◆ Items from a data source
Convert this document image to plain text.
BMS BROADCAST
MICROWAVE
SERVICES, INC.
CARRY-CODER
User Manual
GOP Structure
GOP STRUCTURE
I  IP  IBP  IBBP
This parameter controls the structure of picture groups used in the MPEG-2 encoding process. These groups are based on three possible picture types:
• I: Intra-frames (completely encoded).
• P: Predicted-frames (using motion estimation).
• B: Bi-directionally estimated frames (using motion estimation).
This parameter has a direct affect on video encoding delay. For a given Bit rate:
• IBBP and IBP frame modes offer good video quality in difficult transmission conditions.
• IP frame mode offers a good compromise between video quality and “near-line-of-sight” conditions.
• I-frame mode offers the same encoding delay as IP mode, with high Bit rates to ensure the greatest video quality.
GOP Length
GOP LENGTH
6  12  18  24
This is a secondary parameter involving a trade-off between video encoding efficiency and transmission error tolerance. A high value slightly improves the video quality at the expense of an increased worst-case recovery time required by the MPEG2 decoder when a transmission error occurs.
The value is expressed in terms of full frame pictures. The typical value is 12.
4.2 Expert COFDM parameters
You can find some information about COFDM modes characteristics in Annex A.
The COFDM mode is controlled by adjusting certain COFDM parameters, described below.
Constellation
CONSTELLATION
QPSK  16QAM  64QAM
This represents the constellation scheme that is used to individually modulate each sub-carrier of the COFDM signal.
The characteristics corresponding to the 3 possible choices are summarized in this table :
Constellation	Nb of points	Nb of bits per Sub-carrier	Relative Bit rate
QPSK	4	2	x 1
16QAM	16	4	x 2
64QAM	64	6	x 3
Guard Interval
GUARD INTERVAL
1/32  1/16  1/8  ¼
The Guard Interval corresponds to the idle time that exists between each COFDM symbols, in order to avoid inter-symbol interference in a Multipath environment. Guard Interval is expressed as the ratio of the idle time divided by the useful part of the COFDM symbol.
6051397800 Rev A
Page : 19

◆ What you have to do
Looking back at the lines above, state how many contain the word "characteristics", and supply nothing besides the number.

◆ Written answer
2